[Data entries]
==*==

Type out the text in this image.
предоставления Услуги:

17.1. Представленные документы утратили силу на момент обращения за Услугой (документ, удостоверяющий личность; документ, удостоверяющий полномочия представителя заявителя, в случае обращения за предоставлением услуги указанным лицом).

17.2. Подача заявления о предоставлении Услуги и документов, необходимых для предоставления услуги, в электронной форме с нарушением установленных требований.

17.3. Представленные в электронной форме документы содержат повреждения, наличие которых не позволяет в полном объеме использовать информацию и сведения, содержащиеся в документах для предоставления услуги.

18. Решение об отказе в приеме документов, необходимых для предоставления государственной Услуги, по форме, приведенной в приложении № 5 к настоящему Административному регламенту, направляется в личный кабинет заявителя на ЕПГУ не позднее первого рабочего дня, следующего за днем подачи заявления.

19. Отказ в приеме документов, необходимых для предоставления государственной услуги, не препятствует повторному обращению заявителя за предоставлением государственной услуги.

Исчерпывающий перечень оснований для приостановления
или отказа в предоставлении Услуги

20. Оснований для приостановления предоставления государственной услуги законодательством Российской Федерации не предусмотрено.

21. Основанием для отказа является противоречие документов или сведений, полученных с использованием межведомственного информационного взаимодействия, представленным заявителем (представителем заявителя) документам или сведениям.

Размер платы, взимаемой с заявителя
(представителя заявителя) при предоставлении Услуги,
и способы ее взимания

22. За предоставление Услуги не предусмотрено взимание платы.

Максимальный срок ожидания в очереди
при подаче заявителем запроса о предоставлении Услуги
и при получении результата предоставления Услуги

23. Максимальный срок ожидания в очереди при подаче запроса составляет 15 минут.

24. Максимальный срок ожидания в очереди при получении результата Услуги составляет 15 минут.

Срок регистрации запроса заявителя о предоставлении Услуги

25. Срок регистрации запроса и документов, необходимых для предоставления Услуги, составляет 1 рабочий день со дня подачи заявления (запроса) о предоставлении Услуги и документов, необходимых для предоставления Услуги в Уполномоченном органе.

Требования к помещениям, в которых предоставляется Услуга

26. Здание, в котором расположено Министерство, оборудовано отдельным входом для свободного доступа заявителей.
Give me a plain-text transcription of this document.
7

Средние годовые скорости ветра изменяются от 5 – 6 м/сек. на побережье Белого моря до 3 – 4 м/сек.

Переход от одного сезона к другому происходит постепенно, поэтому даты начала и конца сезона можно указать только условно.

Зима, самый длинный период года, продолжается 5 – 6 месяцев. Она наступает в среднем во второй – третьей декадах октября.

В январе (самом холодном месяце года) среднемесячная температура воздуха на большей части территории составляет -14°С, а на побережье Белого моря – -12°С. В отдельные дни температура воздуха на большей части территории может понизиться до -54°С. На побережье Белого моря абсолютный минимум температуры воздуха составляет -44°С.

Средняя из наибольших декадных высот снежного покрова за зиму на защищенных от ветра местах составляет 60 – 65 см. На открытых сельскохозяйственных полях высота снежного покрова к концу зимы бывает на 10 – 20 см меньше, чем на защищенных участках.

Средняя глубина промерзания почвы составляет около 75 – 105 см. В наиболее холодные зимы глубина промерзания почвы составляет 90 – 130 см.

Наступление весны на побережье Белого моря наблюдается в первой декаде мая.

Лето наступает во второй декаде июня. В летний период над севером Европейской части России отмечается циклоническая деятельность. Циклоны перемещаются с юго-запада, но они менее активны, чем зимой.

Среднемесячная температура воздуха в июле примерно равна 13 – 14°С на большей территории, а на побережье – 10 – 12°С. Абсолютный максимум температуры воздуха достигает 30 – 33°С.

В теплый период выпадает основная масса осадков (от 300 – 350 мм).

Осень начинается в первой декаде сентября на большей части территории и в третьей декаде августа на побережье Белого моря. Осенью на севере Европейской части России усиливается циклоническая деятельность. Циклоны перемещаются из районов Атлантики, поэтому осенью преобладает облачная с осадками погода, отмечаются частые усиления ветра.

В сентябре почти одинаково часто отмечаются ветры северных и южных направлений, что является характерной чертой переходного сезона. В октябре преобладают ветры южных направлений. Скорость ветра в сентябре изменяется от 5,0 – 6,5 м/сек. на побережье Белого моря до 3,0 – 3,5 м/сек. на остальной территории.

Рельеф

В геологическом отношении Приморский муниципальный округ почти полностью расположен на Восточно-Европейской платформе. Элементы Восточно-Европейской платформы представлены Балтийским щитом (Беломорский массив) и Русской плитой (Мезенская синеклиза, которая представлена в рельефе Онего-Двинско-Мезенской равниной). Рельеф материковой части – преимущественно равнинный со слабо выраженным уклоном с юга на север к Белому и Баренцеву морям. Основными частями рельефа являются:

==*==

Reproduce the records above exactly.

Type out the text in this image.
предоставления Услуги:

17.1. Представленные документы утратили силу на момент обращения за Услугой (документ, удостоверяющий личность; документ, удостоверяющий полномочия представителя заявителя, в случае обращения за предоставлением услуги указанным лицом).

17.2. Подача заявления о предоставлении Услуги и документов, необходимых для предоставления услуги, в электронной форме с нарушением установленных требований.

17.3. Представленные в электронной форме документы содержат повреждения, наличие которых не позволяет в полном объеме использовать информацию и сведения, содержащиеся в документах для предоставления услуги.

18. Решение об отказе в приеме документов, необходимых для предоставления государственной Услуги, по форме, приведенной в приложении № 5 к настоящему Административному регламенту, направляется в личный кабинет заявителя на ЕПГУ не позднее первого рабочего дня, следующего за днем подачи заявления.

19. Отказ в приеме документов, необходимых для предоставления государственной услуги, не препятствует повторному обращению заявителя за предоставлением государственной услуги.

Исчерпывающий перечень оснований для приостановления
или отказа в предоставлении Услуги

20. Оснований для приостановления предоставления государственной услуги законодательством Российской Федерации не предусмотрено.

21. Основанием для отказа является противоречие документов или сведений, полученных с использованием межведомственного информационного взаимодействия, представленным заявителем (представителем заявителя) документам или сведениям.

Размер платы, взимаемой с заявителя
(представителя заявителя) при предоставлении Услуги,
и способы ее взимания

22. За предоставление Услуги не предусмотрено взимание платы.

Максимальный срок ожидания в очереди
при подаче заявителем запроса о предоставлении Услуги
и при получении результата предоставления Услуги

23. Максимальный срок ожидания в очереди при подаче запроса составляет 15 минут.

24. Максимальный срок ожидания в очереди при получении результата Услуги составляет 15 минут.

Срок регистрации запроса заявителя о предоставлении Услуги

25. Срок регистрации запроса и документов, необходимых для предоставления Услуги, составляет 1 рабочий день со дня подачи заявления (запроса) о предоставлении Услуги и документов, необходимых для предоставления Услуги в Уполномоченном органе.

Требования к помещениям, в которых предоставляется Услуга

26. Здание, в котором расположено Министерство, оборудовано отдельным входом для свободного доступа заявителей.
Give me a plain-text transcription of this document.
7

Средние годовые скорости ветра изменяются от 5 – 6 м/сек. на побережье Белого моря до 3 – 4 м/сек.

Переход от одного сезона к другому происходит постепенно, поэтому даты начала и конца сезона можно указать только условно.

Зима, самый длинный период года, продолжается 5 – 6 месяцев. Она наступает в среднем во второй – третьей декадах октября.

В январе (самом холодном месяце года) среднемесячная температура воздуха на большей части территории составляет -14°С, а на побережье Белого моря – -12°С. В отдельные дни температура воздуха на большей части территории может понизиться до -54°С. На побережье Белого моря абсолютный минимум температуры воздуха составляет -44°С.

Средняя из наибольших декадных высот снежного покрова за зиму на защищенных от ветра местах составляет 60 – 65 см. На открытых сельскохозяйственных полях высота снежного покрова к концу зимы бывает на 10 – 20 см меньше, чем на защищенных участках.

Средняя глубина промерзания почвы составляет около 75 – 105 см. В наиболее холодные зимы глубина промерзания почвы составляет 90 – 130 см.

Наступление весны на побережье Белого моря наблюдается в первой декаде мая.

Лето наступает во второй декаде июня. В летний период над севером Европейской части России отмечается циклоническая деятельность. Циклоны перемещаются с юго-запада, но они менее активны, чем зимой.

Среднемесячная температура воздуха в июле примерно равна 13 – 14°С на большей территории, а на побережье – 10 – 12°С. Абсолютный максимум температуры воздуха достигает 30 – 33°С.

В теплый период выпадает основная масса осадков (от 300 – 350 мм).

Осень начинается в первой декаде сентября на большей части территории и в третьей декаде августа на побережье Белого моря. Осенью на севере Европейской части России усиливается циклоническая деятельность. Циклоны перемещаются из районов Атлантики, поэтому осенью преобладает облачная с осадками погода, отмечаются частые усиления ветра.

В сентябре почти одинаково часто отмечаются ветры северных и южных направлений, что является характерной чертой переходного сезона. В октябре преобладают ветры южных направлений. Скорость ветра в сентябре изменяется от 5,0 – 6,5 м/сек. на побережье Белого моря до 3,0 – 3,5 м/сек. на остальной территории.

Рельеф

В геологическом отношении Приморский муниципальный округ почти полностью расположен на Восточно-Европейской платформе. Элементы Восточно-Европейской платформы представлены Балтийским щитом (Беломорский массив) и Русской плитой (Мезенская синеклиза, которая представлена в рельефе Онего-Двинско-Мезенской равниной). Рельеф материковой части – преимущественно равнинный со слабо выраженным уклоном с юга на север к Белому и Баренцеву морям. Основными частями рельефа являются:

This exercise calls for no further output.